'''
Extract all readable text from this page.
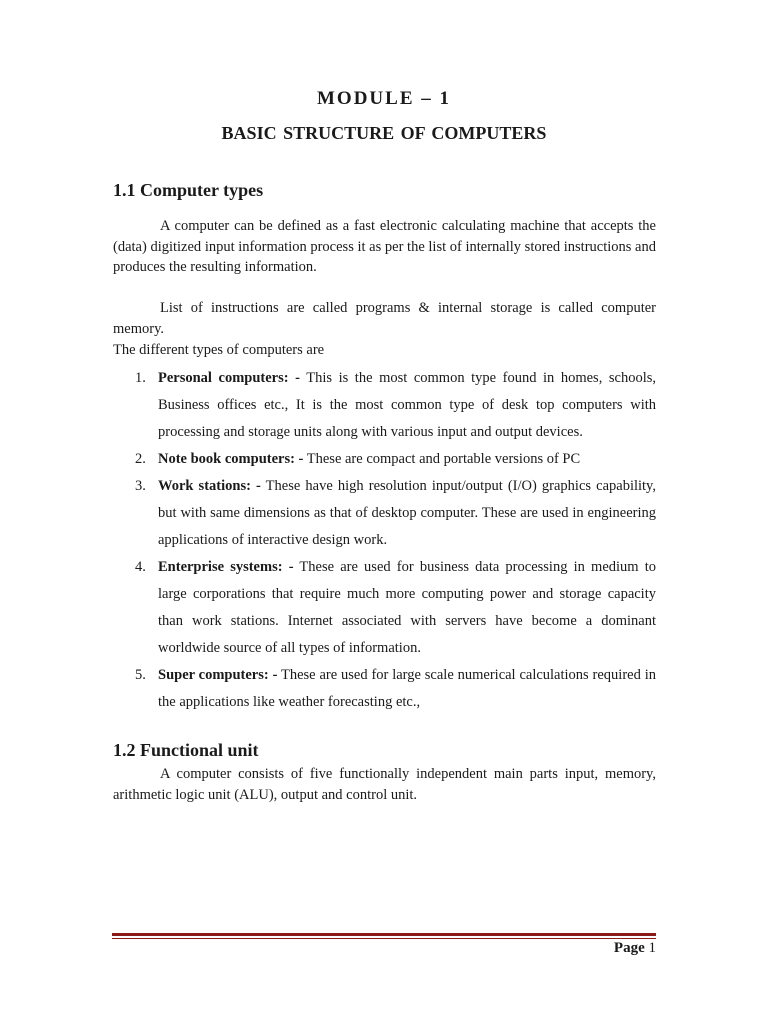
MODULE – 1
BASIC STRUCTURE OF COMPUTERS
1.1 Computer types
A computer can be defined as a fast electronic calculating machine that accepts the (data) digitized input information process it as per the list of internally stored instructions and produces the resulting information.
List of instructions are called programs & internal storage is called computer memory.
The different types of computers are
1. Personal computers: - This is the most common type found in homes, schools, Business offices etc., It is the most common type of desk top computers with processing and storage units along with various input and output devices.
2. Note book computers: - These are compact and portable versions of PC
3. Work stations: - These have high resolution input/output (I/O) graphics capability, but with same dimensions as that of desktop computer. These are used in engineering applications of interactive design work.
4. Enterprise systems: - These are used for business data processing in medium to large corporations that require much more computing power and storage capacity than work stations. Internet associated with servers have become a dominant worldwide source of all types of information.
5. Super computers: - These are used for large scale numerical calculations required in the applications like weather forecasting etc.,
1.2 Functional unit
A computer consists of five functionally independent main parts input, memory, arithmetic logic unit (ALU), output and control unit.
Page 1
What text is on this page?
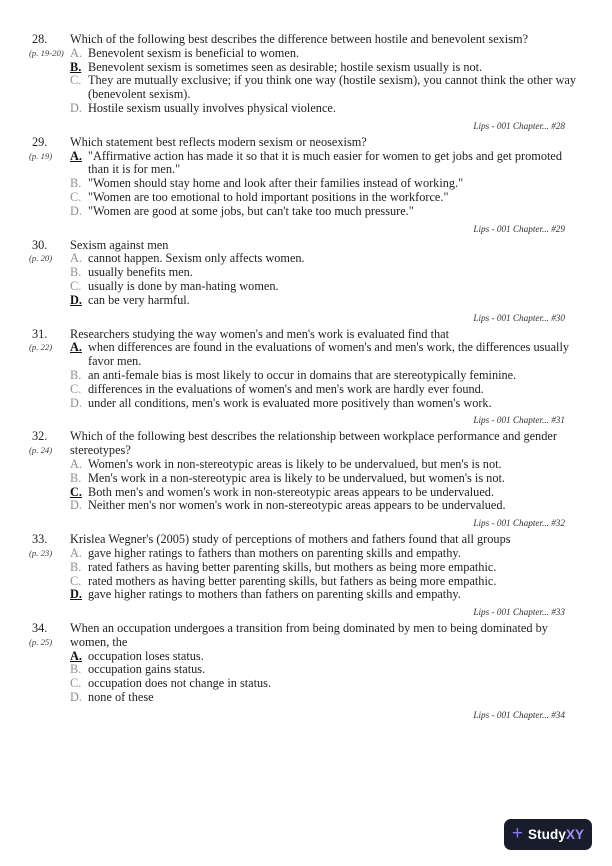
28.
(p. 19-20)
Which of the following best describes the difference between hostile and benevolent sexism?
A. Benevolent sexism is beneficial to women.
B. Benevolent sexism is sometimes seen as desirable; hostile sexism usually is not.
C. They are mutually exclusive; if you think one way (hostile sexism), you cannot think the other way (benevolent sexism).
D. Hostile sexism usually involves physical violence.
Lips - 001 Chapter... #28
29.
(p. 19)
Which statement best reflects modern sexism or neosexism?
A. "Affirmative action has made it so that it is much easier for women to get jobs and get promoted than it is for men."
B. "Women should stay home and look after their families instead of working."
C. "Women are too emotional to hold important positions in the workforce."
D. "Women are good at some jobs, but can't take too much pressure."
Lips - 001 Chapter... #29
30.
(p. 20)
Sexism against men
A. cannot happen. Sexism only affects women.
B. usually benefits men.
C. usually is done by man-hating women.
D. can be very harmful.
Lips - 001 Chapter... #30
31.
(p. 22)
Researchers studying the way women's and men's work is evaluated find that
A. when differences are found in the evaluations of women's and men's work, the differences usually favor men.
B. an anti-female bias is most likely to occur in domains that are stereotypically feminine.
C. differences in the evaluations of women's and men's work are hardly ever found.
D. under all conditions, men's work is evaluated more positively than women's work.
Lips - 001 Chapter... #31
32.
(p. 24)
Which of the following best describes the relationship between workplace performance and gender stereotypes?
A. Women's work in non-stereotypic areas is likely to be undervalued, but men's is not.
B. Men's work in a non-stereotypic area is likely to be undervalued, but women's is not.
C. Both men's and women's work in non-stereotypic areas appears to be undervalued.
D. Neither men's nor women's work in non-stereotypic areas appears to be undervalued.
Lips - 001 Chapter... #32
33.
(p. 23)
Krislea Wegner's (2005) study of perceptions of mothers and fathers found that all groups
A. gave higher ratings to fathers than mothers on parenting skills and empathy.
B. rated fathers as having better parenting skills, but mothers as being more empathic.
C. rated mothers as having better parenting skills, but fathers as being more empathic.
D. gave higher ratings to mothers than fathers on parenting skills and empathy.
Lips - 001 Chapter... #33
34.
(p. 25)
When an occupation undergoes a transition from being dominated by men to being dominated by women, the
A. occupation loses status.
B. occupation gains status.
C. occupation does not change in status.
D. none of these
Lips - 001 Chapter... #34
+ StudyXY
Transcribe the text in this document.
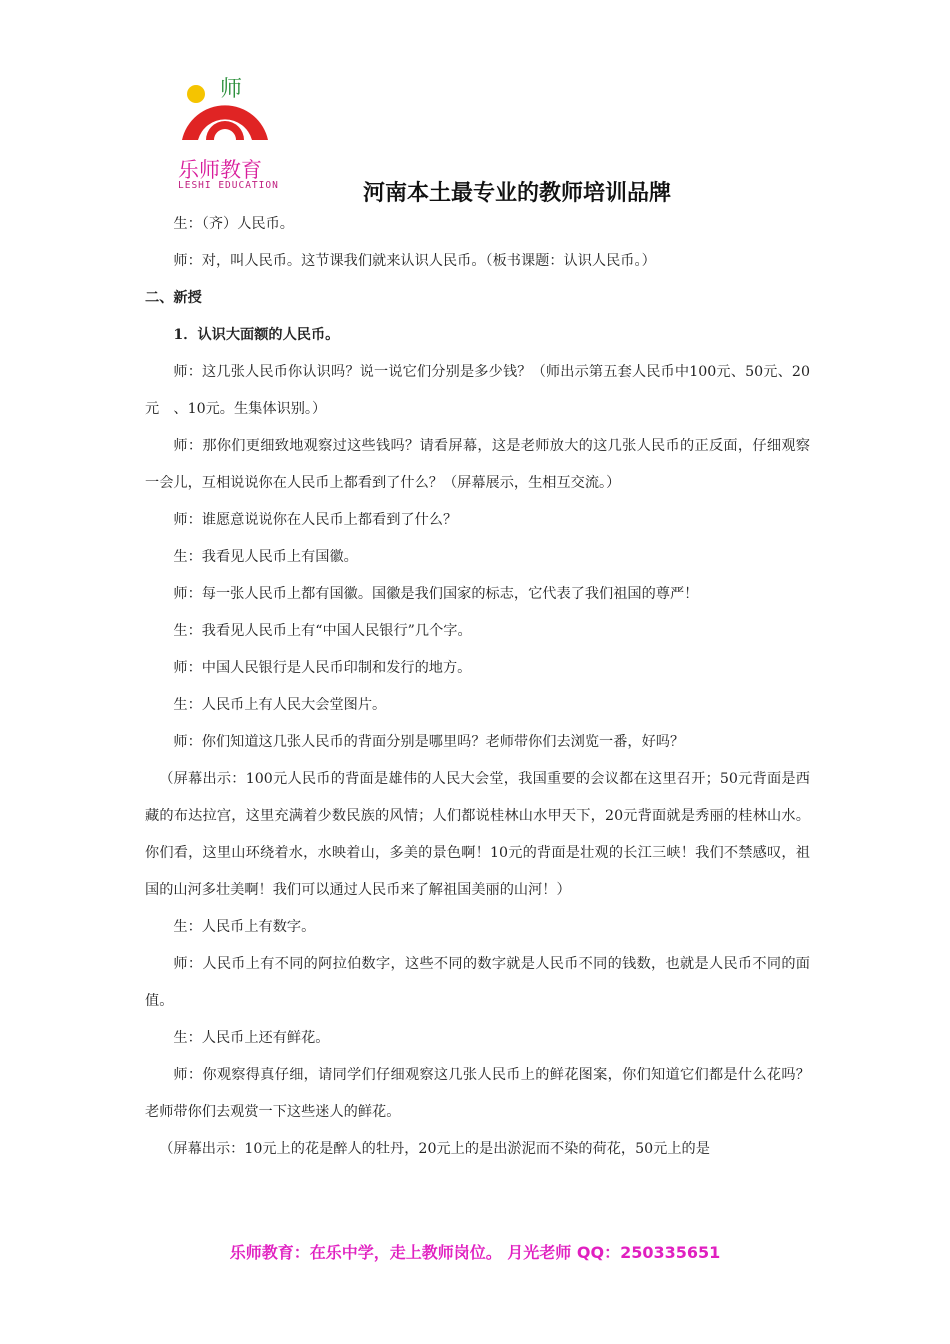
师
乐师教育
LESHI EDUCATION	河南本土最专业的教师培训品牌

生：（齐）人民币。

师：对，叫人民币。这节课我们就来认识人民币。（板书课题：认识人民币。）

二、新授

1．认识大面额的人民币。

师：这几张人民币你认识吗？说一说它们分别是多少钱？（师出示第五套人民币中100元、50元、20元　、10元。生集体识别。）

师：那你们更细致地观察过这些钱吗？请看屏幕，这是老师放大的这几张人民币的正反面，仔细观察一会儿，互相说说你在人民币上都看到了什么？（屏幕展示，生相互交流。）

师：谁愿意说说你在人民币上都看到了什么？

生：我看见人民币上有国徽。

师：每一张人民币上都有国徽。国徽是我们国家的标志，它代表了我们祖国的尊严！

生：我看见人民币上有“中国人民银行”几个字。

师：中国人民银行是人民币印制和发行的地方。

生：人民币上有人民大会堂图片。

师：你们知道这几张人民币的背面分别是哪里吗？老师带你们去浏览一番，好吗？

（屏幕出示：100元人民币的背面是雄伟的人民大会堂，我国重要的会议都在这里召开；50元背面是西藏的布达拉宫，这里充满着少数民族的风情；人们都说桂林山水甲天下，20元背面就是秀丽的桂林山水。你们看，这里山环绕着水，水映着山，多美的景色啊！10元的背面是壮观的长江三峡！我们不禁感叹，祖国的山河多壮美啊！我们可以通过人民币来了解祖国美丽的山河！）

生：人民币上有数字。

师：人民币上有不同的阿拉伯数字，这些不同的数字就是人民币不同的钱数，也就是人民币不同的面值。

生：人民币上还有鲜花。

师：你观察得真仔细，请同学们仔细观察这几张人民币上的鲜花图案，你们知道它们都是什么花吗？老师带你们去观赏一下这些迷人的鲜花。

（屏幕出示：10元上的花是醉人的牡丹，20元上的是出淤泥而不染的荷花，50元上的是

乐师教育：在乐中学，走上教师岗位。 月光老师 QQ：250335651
'''
'''
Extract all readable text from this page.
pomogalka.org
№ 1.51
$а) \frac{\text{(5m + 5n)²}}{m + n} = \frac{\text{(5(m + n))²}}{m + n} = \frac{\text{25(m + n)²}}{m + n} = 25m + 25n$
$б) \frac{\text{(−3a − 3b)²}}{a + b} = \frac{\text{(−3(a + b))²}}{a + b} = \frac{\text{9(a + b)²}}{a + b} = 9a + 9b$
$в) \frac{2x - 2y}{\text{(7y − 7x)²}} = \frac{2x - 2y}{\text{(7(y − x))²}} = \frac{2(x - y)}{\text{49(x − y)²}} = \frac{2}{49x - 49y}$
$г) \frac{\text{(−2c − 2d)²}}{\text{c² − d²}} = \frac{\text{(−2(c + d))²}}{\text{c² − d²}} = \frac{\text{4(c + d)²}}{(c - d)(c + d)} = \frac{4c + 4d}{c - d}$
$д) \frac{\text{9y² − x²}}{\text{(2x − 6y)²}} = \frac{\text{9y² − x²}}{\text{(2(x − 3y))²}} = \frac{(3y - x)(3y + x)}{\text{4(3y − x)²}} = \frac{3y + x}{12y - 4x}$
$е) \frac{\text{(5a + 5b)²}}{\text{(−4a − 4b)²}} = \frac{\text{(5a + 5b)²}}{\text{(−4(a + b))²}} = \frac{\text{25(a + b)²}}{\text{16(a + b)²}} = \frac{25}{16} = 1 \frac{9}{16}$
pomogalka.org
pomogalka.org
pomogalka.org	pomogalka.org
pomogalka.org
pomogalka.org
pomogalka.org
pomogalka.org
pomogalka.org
'''
'''
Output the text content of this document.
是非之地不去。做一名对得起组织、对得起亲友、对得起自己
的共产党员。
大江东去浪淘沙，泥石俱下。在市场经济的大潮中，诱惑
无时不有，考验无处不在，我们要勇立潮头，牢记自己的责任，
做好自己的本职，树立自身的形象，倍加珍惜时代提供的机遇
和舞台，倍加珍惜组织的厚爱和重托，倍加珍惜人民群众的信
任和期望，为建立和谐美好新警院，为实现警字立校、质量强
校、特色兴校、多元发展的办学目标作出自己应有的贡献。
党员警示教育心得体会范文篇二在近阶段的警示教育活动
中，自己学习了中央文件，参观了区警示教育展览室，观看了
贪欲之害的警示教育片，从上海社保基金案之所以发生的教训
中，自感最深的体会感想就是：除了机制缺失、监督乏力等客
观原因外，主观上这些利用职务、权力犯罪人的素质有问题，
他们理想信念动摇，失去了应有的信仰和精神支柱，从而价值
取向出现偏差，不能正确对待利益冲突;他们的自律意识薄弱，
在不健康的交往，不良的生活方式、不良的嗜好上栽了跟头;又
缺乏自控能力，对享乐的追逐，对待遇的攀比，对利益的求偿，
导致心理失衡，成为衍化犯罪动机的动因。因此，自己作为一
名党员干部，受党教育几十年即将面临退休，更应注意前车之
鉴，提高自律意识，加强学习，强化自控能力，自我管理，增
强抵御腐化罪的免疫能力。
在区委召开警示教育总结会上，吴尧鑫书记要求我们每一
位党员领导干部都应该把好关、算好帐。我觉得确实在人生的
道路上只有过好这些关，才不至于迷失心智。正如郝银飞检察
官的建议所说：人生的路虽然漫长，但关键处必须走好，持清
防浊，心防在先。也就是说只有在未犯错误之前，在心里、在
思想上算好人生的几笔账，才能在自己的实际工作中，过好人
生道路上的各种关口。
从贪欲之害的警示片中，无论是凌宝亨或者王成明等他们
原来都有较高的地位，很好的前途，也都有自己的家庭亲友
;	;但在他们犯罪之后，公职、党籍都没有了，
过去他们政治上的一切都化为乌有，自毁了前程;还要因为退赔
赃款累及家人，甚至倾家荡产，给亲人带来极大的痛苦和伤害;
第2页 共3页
'''
**Task directions:** Report all lines of the data above that include the string "more".

**Written solution:**
4. Enterprise systems: - These are used for business data processing in medium to large corporations that require much more computing power and storage capacity than work stations. Internet associated with servers have become a dominant worldwide source of all types of information.
D. under all conditions, men's work is evaluated more positively than women's work.
B. rated fathers as having better parenting skills, but mothers as being more empathic.
C. rated mothers as having better parenting skills, but fathers as being more empathic.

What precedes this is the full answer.